Objective – Where a line below holds the string "screenshot", copy that line.

Records about charts and figures

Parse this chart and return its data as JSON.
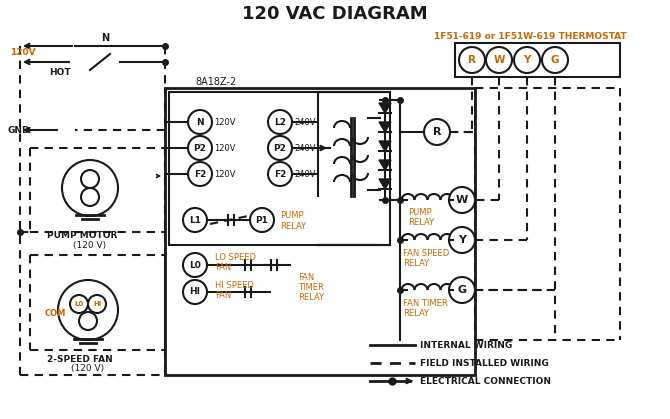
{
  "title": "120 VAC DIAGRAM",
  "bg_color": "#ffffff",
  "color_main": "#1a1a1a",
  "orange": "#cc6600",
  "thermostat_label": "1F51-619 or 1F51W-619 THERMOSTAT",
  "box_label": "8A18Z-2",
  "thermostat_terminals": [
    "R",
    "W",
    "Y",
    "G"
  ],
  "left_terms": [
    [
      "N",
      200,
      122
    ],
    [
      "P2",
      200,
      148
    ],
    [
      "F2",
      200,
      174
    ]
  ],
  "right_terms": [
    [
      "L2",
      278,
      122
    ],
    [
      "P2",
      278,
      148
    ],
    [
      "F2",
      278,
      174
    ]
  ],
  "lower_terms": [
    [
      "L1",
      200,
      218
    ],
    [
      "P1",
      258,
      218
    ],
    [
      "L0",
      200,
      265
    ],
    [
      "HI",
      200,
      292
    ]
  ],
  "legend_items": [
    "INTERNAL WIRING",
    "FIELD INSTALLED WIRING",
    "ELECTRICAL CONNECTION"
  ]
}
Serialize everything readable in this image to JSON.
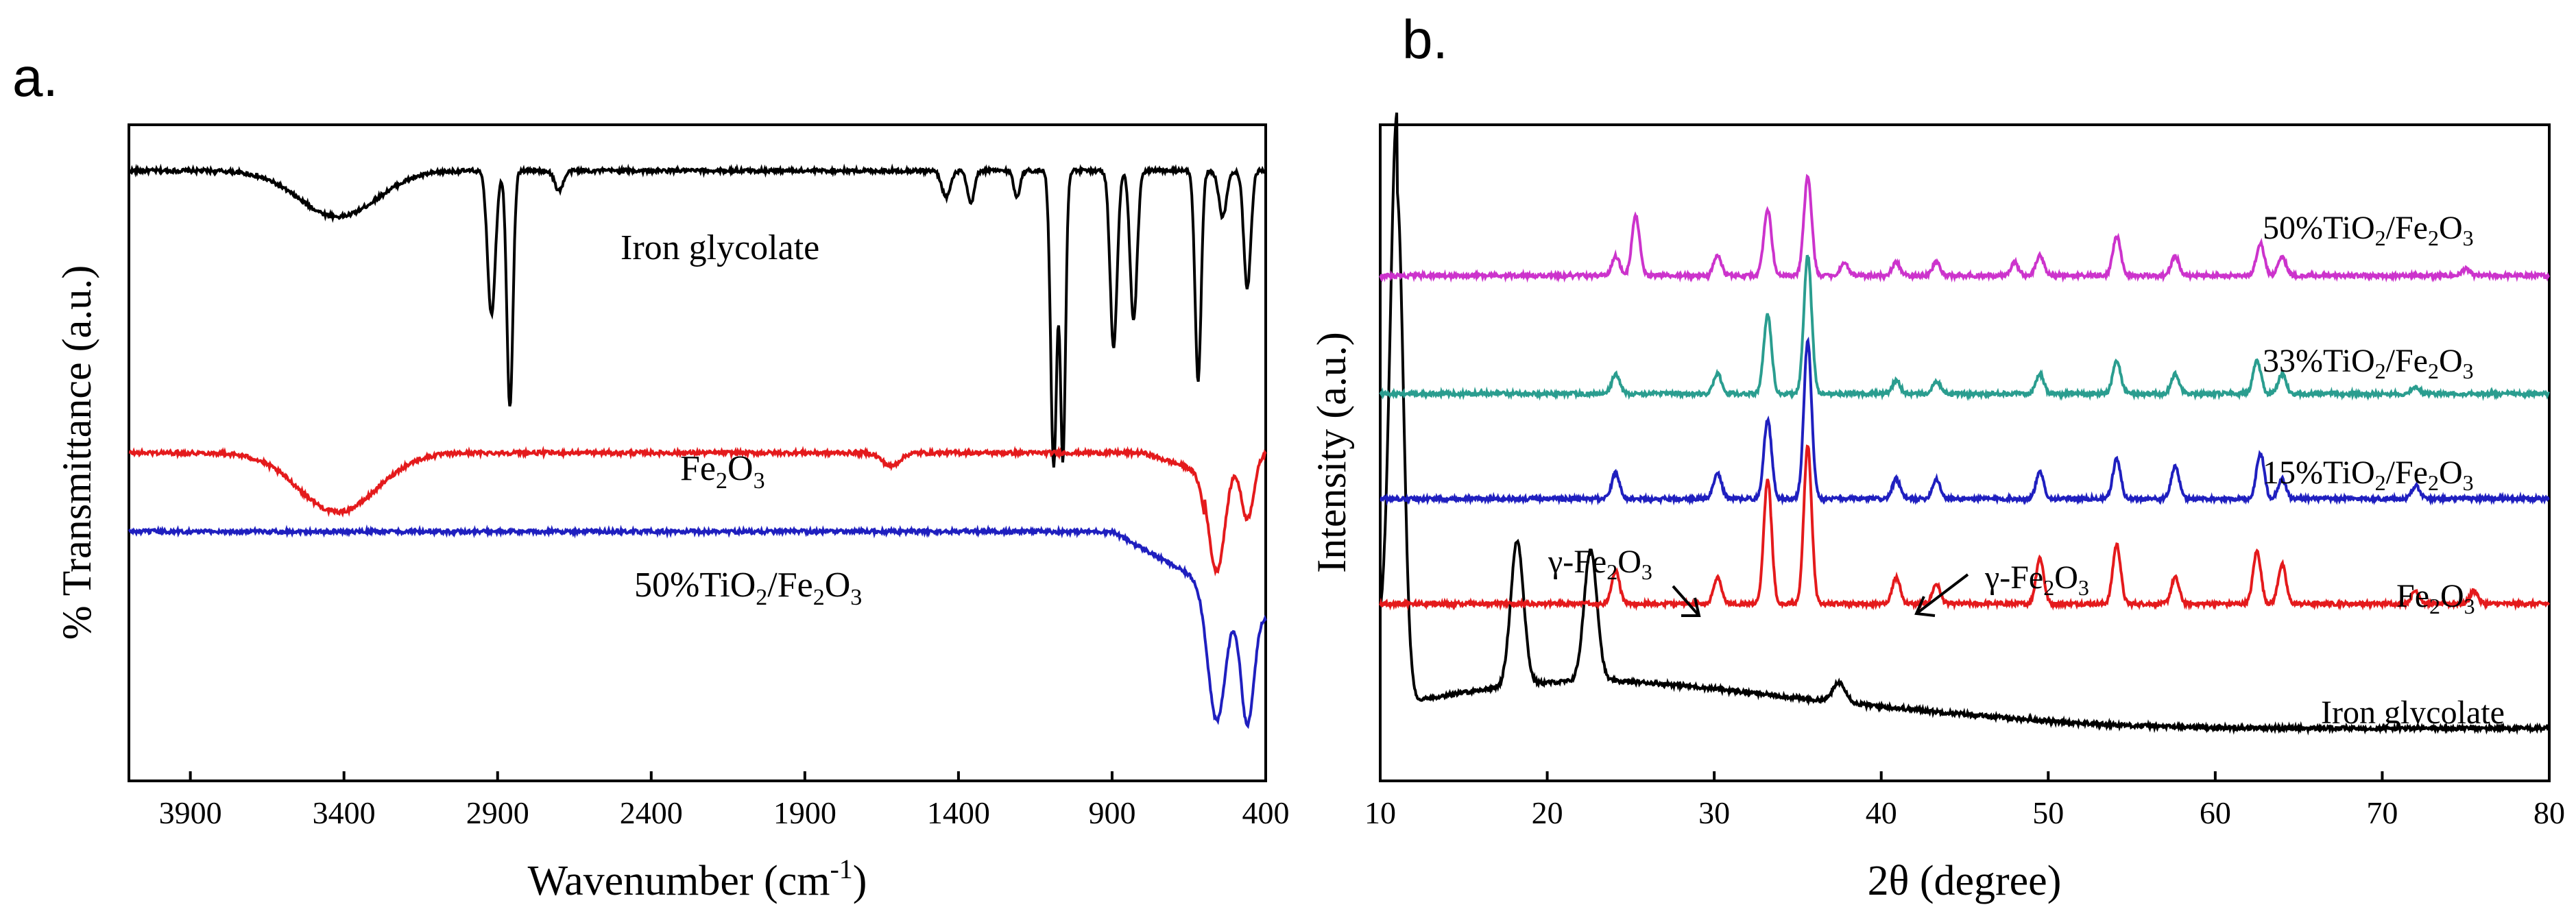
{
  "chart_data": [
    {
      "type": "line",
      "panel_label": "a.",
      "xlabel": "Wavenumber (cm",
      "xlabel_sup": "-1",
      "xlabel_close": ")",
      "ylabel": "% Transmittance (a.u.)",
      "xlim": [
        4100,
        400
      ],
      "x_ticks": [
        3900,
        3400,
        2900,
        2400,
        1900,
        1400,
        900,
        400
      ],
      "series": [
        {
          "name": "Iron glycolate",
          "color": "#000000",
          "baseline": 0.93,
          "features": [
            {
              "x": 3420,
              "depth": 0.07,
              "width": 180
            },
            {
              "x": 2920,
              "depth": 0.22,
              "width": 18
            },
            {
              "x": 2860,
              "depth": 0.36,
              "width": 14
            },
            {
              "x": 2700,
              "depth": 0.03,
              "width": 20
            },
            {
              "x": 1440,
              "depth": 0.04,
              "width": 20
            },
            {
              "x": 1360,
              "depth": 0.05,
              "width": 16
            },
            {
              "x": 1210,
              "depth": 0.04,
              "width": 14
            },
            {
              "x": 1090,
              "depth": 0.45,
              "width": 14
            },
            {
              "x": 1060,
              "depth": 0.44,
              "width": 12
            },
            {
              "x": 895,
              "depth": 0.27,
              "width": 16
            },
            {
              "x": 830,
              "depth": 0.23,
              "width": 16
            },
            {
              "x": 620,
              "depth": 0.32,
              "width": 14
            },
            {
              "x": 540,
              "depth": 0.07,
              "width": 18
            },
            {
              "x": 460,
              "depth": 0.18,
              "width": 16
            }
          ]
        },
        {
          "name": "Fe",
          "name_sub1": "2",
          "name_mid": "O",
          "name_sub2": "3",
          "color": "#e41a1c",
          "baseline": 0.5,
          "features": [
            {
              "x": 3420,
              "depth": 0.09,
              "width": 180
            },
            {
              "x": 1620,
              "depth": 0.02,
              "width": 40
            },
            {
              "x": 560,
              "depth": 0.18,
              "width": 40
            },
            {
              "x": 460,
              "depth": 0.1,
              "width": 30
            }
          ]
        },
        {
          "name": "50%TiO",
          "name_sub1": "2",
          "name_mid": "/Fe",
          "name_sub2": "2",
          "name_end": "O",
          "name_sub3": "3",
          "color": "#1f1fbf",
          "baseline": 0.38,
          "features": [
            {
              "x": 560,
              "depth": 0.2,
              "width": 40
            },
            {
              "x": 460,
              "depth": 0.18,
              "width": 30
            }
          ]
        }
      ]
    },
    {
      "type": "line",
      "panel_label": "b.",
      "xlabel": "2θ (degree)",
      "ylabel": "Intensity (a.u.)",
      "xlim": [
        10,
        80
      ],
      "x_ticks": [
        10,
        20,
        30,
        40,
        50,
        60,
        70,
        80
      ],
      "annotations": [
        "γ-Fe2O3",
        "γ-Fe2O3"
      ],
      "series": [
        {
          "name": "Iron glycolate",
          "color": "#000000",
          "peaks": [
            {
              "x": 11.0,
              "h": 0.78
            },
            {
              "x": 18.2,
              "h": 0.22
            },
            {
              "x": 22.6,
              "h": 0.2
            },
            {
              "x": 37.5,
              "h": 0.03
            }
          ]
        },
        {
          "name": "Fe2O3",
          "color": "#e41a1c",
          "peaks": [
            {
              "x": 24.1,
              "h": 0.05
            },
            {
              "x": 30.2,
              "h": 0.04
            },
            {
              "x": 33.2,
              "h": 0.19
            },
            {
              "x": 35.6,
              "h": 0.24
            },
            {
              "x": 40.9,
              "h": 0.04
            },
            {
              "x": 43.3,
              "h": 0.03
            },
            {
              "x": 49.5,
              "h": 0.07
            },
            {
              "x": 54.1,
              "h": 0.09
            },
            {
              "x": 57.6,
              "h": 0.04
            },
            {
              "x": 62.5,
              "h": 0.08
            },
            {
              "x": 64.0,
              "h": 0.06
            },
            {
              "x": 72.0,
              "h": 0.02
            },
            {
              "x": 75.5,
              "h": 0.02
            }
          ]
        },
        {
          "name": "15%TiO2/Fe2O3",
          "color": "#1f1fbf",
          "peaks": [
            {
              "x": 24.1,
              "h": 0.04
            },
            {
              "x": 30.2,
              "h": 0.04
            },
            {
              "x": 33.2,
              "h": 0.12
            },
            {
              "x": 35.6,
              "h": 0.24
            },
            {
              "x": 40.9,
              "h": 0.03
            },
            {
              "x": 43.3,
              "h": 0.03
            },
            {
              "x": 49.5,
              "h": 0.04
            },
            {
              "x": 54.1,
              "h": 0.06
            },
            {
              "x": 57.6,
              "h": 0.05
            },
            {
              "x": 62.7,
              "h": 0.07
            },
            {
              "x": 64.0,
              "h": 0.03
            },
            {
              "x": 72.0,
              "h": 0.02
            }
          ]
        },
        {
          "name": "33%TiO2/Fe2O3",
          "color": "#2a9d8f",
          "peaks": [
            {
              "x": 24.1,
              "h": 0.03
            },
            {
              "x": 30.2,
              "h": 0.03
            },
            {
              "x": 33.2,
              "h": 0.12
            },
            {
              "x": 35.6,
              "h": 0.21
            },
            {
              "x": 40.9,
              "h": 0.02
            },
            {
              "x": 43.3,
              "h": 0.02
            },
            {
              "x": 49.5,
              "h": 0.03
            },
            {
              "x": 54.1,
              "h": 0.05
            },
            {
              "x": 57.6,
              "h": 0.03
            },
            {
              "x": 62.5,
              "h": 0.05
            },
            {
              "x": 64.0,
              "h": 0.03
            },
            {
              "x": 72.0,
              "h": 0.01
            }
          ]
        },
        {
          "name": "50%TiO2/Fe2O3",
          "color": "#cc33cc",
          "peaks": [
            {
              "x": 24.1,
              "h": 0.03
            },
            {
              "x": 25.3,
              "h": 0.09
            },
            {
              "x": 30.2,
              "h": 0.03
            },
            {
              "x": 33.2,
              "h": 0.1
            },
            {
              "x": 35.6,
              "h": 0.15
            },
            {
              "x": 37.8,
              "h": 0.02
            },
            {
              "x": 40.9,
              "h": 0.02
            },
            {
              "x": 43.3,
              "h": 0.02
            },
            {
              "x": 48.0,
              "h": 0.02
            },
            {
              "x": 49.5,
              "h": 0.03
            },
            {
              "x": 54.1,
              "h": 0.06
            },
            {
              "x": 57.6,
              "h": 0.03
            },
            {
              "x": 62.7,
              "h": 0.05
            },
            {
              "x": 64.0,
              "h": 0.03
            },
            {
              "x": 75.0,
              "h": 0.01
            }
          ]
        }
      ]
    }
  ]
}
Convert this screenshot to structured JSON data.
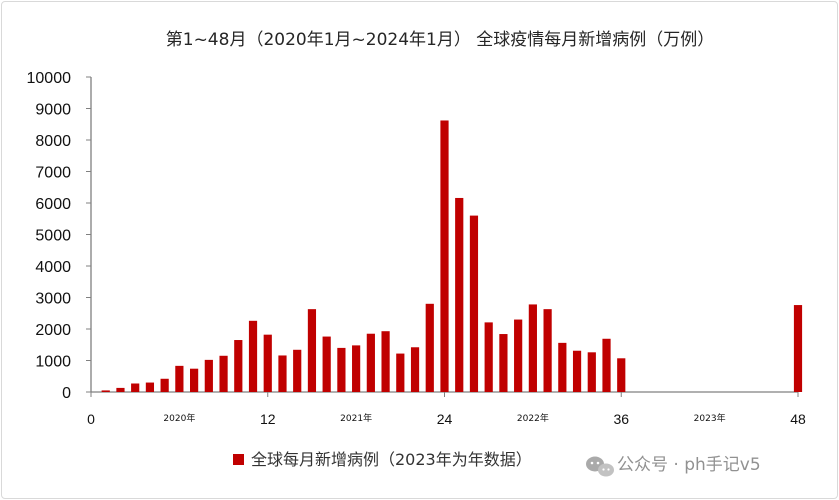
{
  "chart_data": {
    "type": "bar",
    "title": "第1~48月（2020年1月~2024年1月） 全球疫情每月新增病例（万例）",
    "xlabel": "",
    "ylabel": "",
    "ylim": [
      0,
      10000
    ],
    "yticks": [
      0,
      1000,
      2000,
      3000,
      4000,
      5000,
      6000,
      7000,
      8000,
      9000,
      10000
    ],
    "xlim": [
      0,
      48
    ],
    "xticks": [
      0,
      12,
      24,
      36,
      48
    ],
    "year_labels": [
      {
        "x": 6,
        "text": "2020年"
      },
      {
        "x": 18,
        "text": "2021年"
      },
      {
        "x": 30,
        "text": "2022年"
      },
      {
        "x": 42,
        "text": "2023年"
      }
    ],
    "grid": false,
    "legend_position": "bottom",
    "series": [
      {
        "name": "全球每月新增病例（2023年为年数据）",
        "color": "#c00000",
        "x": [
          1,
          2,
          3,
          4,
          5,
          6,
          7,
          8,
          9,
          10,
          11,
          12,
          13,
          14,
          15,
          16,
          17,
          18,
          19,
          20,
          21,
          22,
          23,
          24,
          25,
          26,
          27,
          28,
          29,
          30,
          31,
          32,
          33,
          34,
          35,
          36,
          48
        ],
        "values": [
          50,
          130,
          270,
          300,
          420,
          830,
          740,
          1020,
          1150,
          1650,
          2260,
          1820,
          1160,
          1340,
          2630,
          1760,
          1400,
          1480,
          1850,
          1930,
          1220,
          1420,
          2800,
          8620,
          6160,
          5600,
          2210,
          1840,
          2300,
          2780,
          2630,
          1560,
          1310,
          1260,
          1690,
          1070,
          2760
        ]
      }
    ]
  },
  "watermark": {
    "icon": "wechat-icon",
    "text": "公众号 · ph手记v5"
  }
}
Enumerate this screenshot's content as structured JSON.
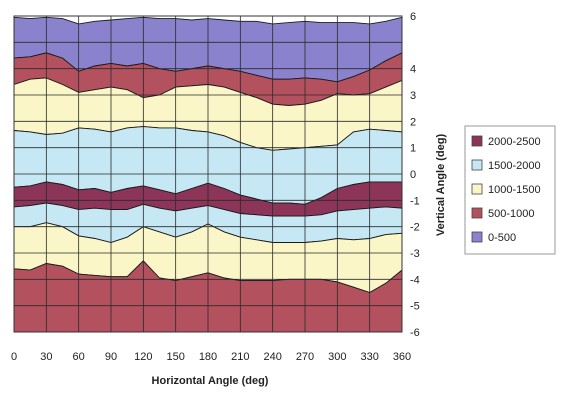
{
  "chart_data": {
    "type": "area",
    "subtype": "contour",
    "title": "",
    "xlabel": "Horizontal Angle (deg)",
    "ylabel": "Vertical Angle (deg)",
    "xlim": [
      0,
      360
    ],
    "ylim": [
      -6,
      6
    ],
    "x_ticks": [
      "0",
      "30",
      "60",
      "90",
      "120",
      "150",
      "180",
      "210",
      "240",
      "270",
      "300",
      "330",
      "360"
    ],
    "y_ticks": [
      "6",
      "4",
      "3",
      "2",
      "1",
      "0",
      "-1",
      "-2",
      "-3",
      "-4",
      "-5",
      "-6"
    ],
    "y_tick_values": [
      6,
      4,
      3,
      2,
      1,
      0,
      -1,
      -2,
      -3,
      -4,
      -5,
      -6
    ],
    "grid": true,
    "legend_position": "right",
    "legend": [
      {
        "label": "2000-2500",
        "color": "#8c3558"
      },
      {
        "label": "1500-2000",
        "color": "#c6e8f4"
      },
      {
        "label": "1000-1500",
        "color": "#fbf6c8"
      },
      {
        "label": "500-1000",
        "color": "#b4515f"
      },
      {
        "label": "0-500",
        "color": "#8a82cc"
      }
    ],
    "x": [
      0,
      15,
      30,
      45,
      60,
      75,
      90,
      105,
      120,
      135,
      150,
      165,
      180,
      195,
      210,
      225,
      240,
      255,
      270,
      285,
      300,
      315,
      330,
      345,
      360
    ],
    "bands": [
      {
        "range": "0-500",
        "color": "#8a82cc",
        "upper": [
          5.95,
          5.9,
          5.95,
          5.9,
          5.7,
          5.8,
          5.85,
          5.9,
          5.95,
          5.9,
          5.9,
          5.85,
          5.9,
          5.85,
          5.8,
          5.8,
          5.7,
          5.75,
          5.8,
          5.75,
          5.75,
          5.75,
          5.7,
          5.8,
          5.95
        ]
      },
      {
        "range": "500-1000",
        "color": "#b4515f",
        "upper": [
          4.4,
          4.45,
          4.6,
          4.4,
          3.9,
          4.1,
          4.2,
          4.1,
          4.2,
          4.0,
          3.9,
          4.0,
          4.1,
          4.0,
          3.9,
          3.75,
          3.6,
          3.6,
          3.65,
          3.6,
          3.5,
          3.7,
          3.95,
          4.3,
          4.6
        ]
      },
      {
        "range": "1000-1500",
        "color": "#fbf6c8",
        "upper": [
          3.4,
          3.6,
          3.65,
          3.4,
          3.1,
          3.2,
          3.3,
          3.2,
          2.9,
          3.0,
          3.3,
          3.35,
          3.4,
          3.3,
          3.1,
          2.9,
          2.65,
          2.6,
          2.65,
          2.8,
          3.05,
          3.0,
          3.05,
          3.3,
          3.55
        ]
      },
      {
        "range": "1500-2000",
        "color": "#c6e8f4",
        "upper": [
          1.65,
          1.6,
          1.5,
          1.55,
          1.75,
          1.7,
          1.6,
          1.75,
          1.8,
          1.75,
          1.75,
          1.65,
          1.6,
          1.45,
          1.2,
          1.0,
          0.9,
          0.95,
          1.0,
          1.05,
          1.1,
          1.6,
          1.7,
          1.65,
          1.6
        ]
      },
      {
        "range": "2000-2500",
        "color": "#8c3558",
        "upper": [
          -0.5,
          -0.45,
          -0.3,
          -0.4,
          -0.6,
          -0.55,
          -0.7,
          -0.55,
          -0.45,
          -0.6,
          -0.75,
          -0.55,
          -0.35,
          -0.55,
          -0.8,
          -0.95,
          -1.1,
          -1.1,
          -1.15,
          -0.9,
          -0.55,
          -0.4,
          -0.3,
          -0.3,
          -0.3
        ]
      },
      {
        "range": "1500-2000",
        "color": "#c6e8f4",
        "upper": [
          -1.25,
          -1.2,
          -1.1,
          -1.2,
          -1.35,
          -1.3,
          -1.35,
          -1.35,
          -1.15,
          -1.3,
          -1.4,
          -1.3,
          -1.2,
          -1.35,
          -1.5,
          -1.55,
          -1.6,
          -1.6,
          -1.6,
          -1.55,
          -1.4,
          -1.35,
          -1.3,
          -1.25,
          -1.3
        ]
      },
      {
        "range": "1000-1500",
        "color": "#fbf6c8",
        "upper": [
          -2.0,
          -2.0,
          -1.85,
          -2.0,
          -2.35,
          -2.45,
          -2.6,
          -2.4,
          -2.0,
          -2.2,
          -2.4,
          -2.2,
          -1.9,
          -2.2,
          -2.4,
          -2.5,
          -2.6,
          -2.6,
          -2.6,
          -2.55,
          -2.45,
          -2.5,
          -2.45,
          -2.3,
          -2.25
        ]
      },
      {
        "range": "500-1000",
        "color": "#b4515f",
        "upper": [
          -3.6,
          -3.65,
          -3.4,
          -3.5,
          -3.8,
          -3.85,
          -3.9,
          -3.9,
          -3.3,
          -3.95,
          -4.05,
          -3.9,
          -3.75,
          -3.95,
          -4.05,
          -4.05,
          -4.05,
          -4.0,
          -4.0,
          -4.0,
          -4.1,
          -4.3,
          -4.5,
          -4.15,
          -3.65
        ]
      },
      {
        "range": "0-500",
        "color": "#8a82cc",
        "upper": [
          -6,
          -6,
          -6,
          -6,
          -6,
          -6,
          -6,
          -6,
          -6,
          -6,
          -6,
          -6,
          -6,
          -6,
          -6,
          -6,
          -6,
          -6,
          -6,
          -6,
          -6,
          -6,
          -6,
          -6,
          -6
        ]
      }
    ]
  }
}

Exercise answer –
Convert this screenshot to structured JSON data.
Enumerate this screenshot's content as structured JSON.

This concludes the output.